GIVEN EXERCISE
Find the word "sumunod" in the records below. List each line containing it.

[Stored records]
--

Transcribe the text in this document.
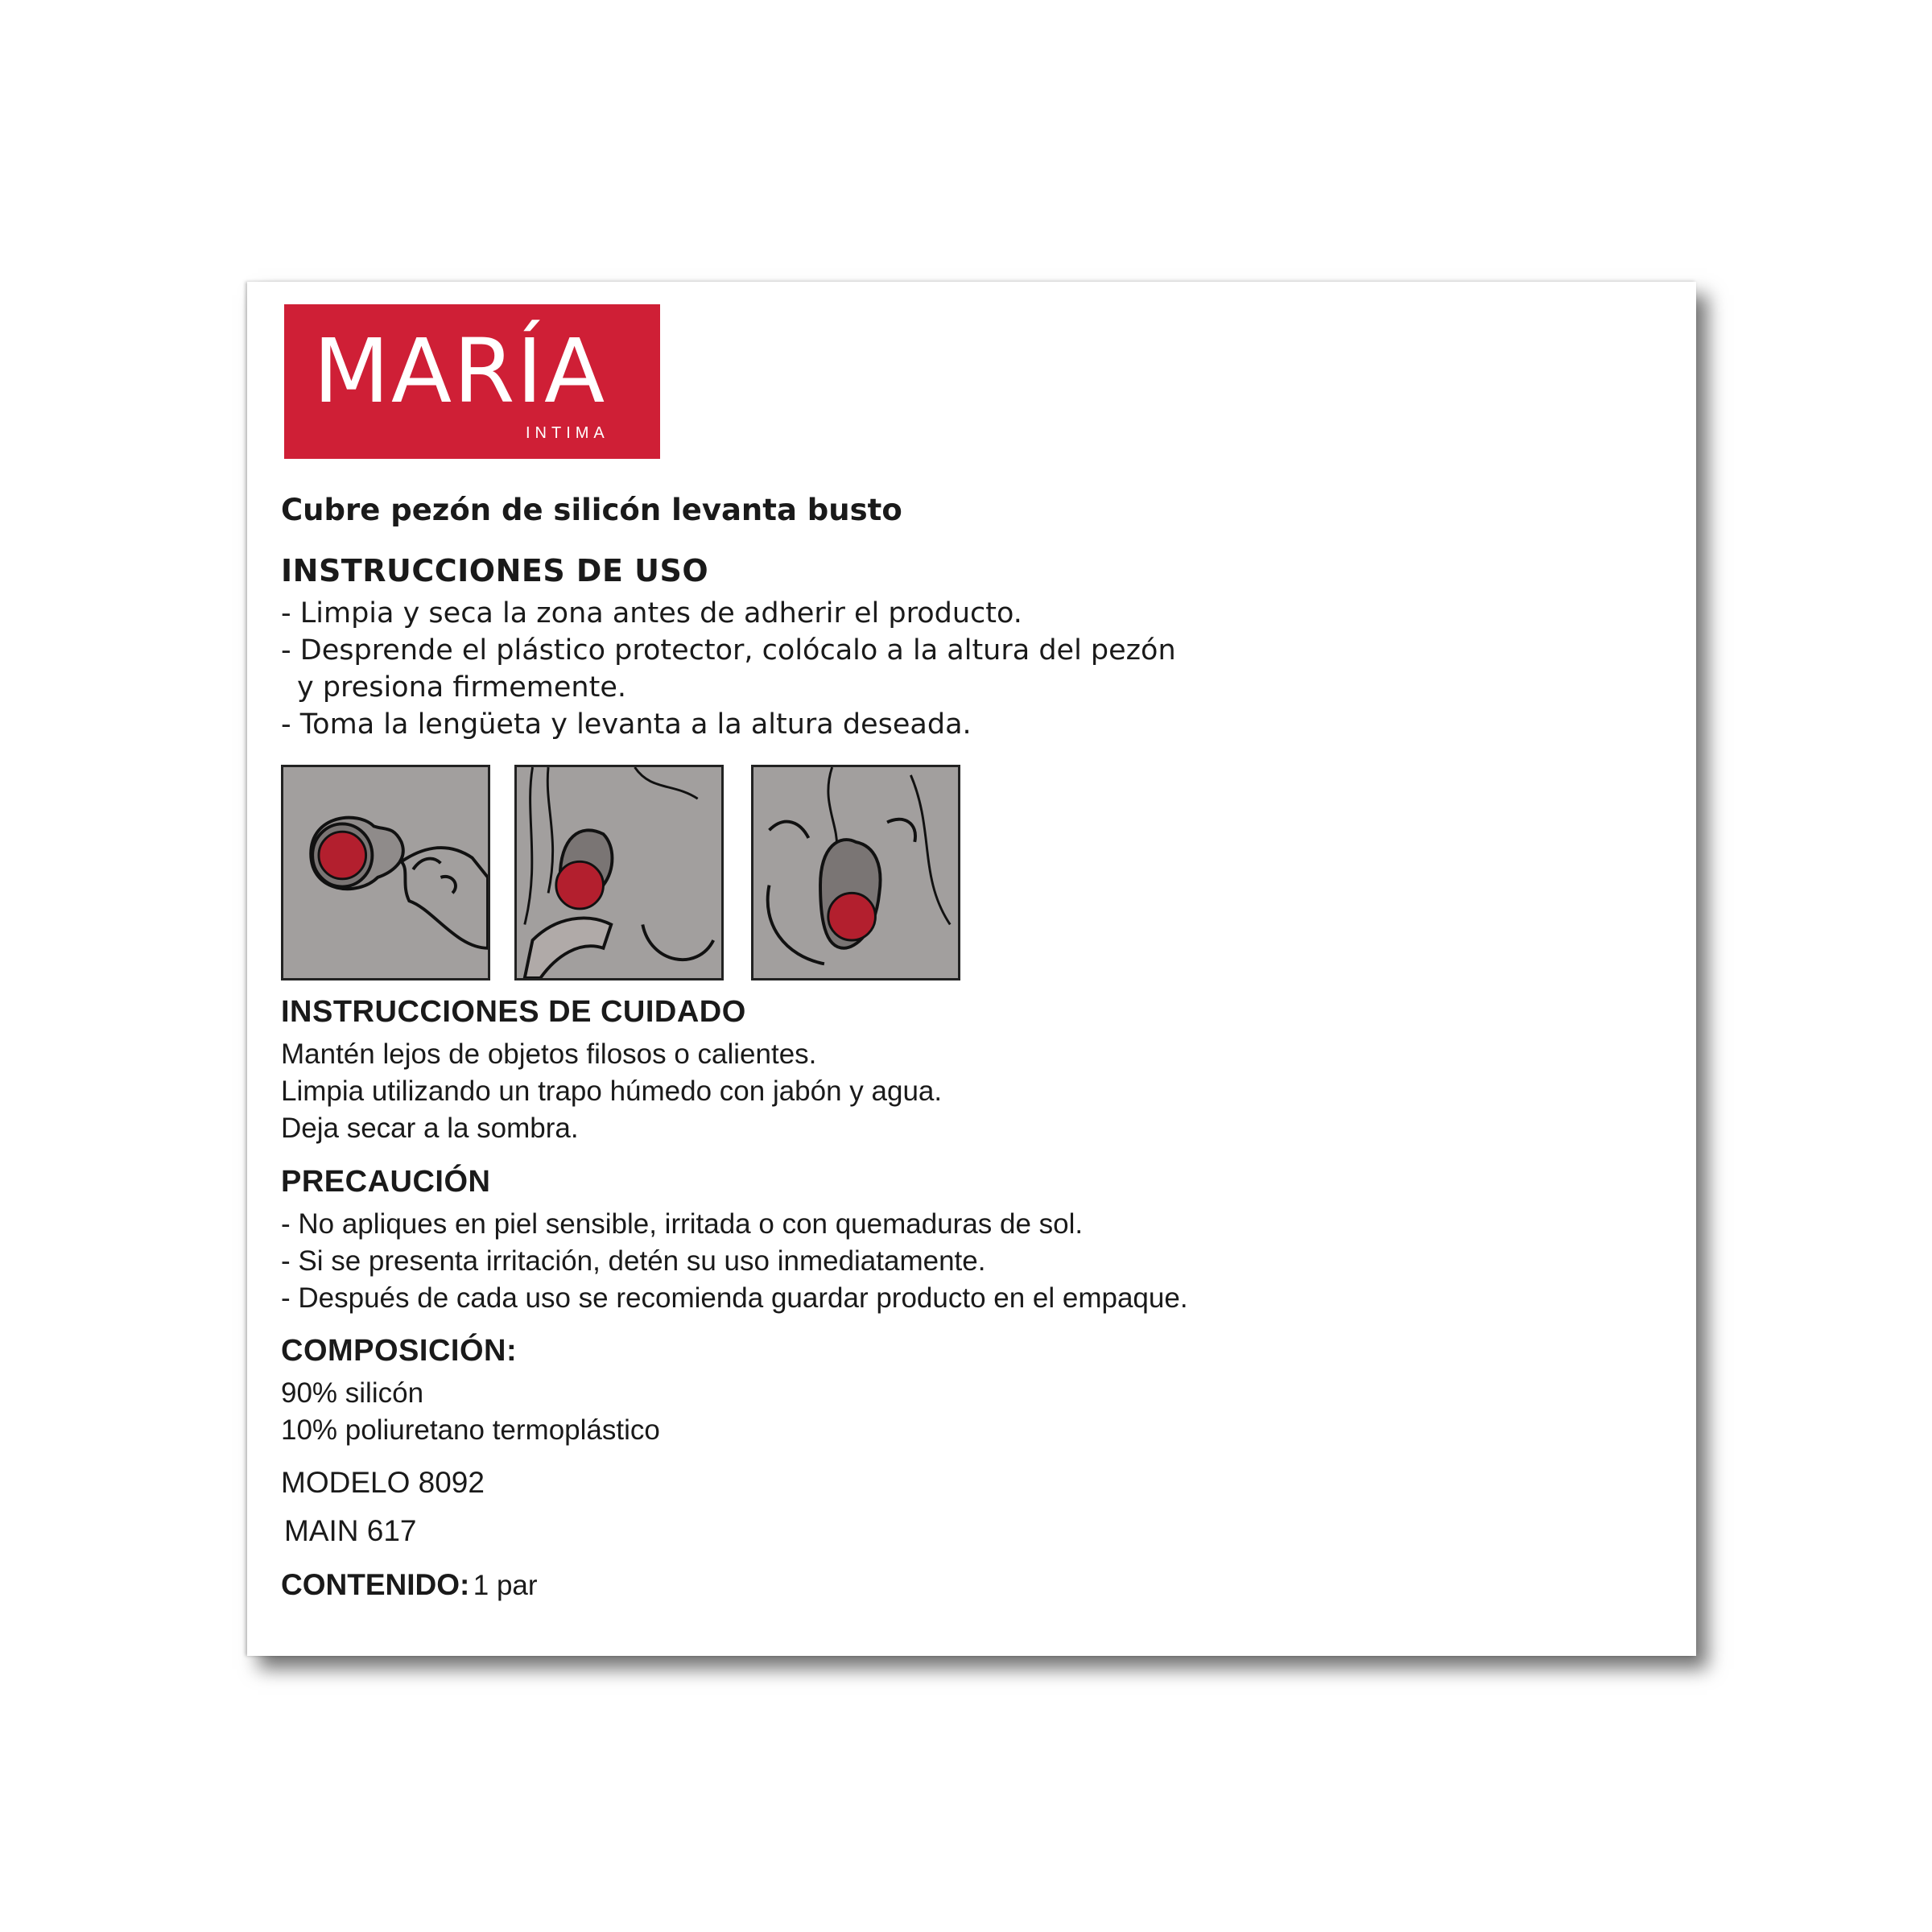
MARÍA
INTIMA

Cubre pezón de silicón levanta busto

INSTRUCCIONES DE USO

- Limpia y seca la zona antes de adherir el producto.

- Desprende el plástico protector, colócalo a la altura del pezón

y presiona firmemente.

- Toma la lengüeta y levanta a la altura deseada.

INSTRUCCIONES DE CUIDADO

Mantén lejos de objetos filosos o calientes.

Limpia utilizando un trapo húmedo con jabón y agua.

Deja secar a la sombra.

PRECAUCIÓN

- No apliques en piel sensible, irritada o con quemaduras de sol.

- Si se presenta irritación, detén su uso inmediatamente.

- Después de cada uso se recomienda guardar producto en el empaque.

COMPOSICIÓN:

90% silicón

10% poliuretano termoplástico

MODELO 8092

MAIN 617

CONTENIDO: 1 par
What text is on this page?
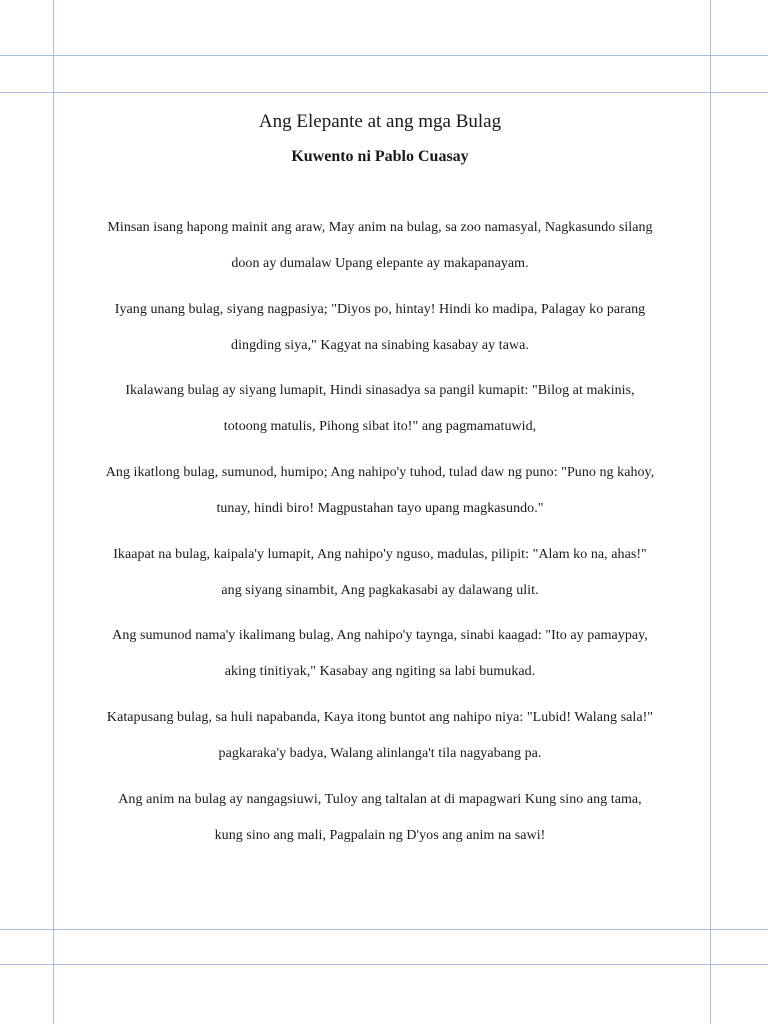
Ang Elepante at ang mga Bulag
Kuwento ni Pablo Cuasay

Minsan isang hapong mainit ang araw, May anim na bulag, sa zoo namasyal, Nagkasundo silang
doon ay dumalaw Upang elepante ay makapanayam.

Iyang unang bulag, siyang nagpasiya; "Diyos po, hintay! Hindi ko madipa, Palagay ko parang
dingding siya," Kagyat na sinabing kasabay ay tawa.

Ikalawang bulag ay siyang lumapit, Hindi sinasadya sa pangil kumapit: "Bilog at makinis,
totoong matulis, Pihong sibat ito!" ang pagmamatuwid,

Ang ikatlong bulag, sumunod, humipo; Ang nahipo'y tuhod, tulad daw ng puno: "Puno ng kahoy,
tunay, hindi biro! Magpustahan tayo upang magkasundo."

Ikaapat na bulag, kaipala'y lumapit, Ang nahipo'y nguso, madulas, pilipit: "Alam ko na, ahas!"
ang siyang sinambit, Ang pagkakasabi ay dalawang ulit.

Ang sumunod nama'y ikalimang bulag, Ang nahipo'y taynga, sinabi kaagad: "Ito ay pamaypay,
aking tinitiyak," Kasabay ang ngiting sa labi bumukad.

Katapusang bulag, sa huli napabanda, Kaya itong buntot ang nahipo niya: "Lubid! Walang sala!"
pagkaraka'y badya, Walang alinlanga't tila nagyabang pa.

Ang anim na bulag ay nangagsiuwi, Tuloy ang taltalan at di mapagwari Kung sino ang tama,
kung sino ang mali, Pagpalain ng D'yos ang anim na sawi!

--

RESPONSE TO THE TASK
Ang ikatlong bulag, sumunod, humipo; Ang nahipo'y tuhod, tulad daw ng puno: "Puno ng kahoy,
Ang sumunod nama'y ikalimang bulag, Ang nahipo'y taynga, sinabi kaagad: "Ito ay pamaypay,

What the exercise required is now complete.